Stated problem:
For the entries below, how many lines include the word "JSON"? Give the figure and nothing more.

Data listing:

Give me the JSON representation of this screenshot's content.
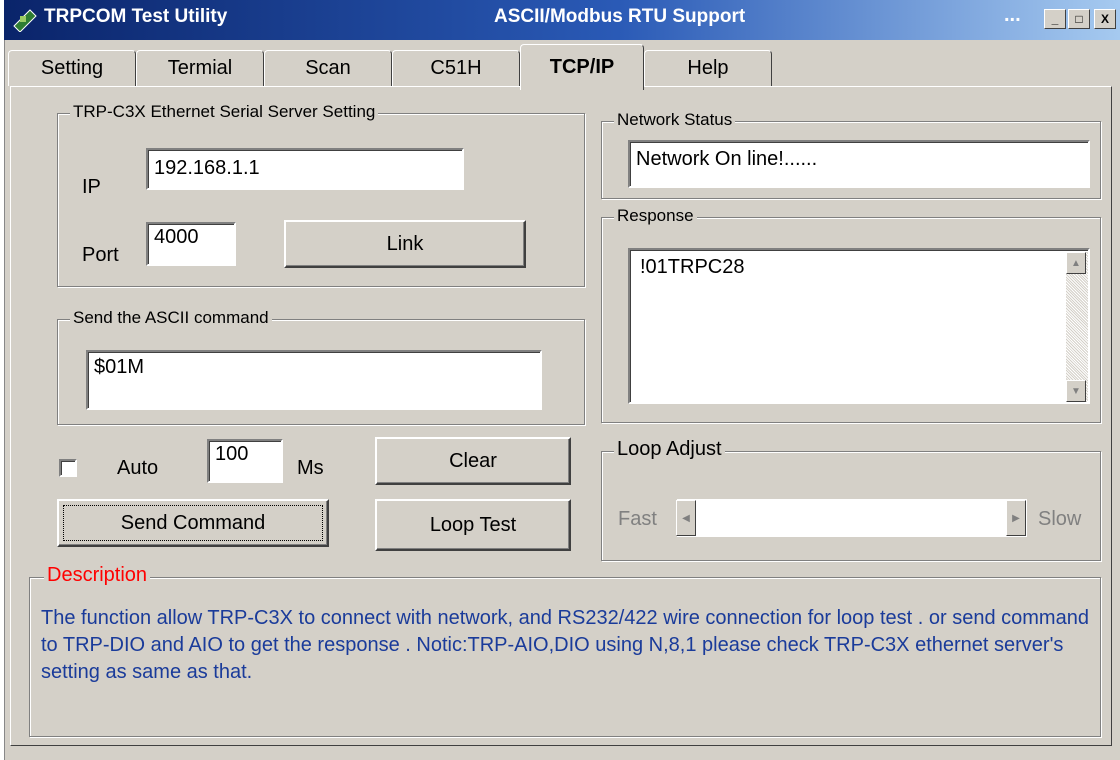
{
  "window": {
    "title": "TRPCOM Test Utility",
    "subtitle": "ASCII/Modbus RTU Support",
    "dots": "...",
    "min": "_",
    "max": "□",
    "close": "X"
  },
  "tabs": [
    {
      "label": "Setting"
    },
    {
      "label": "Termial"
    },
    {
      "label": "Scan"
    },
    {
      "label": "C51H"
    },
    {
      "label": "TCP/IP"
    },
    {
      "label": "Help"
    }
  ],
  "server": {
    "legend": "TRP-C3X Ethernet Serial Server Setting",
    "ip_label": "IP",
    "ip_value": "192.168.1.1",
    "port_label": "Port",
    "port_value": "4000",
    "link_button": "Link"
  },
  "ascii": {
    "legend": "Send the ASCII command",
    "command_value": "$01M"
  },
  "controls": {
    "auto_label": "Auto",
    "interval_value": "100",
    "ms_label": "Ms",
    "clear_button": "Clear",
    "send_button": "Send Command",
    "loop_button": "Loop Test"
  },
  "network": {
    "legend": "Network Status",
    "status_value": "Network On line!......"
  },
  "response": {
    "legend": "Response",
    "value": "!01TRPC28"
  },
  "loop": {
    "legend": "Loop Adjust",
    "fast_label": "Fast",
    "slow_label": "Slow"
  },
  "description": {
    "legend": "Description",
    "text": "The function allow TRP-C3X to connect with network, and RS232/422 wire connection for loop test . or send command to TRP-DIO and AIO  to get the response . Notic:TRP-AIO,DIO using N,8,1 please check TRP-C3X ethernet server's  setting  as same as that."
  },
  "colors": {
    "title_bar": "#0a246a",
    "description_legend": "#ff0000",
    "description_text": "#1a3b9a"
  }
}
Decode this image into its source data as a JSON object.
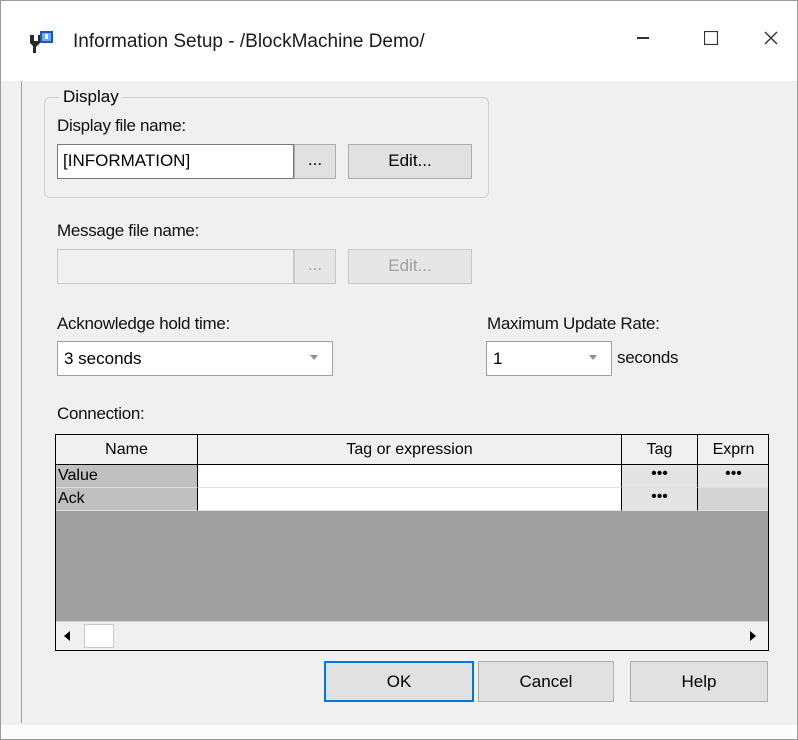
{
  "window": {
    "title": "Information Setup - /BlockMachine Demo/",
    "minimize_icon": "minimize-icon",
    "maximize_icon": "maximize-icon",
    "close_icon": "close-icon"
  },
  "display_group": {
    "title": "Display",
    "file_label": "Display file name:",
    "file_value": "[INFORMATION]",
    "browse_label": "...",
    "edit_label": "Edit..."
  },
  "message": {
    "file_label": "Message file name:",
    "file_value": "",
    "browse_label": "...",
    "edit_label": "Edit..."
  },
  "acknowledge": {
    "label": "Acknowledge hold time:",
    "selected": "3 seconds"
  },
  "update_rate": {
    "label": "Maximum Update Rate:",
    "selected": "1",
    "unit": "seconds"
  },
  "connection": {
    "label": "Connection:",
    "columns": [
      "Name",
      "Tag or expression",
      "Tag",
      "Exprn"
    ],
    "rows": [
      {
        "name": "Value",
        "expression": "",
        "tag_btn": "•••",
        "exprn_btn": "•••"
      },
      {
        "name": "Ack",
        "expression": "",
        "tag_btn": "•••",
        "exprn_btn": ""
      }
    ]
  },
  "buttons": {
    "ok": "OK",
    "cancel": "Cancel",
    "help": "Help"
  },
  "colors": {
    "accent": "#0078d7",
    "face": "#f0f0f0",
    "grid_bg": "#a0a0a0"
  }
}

Task response:
2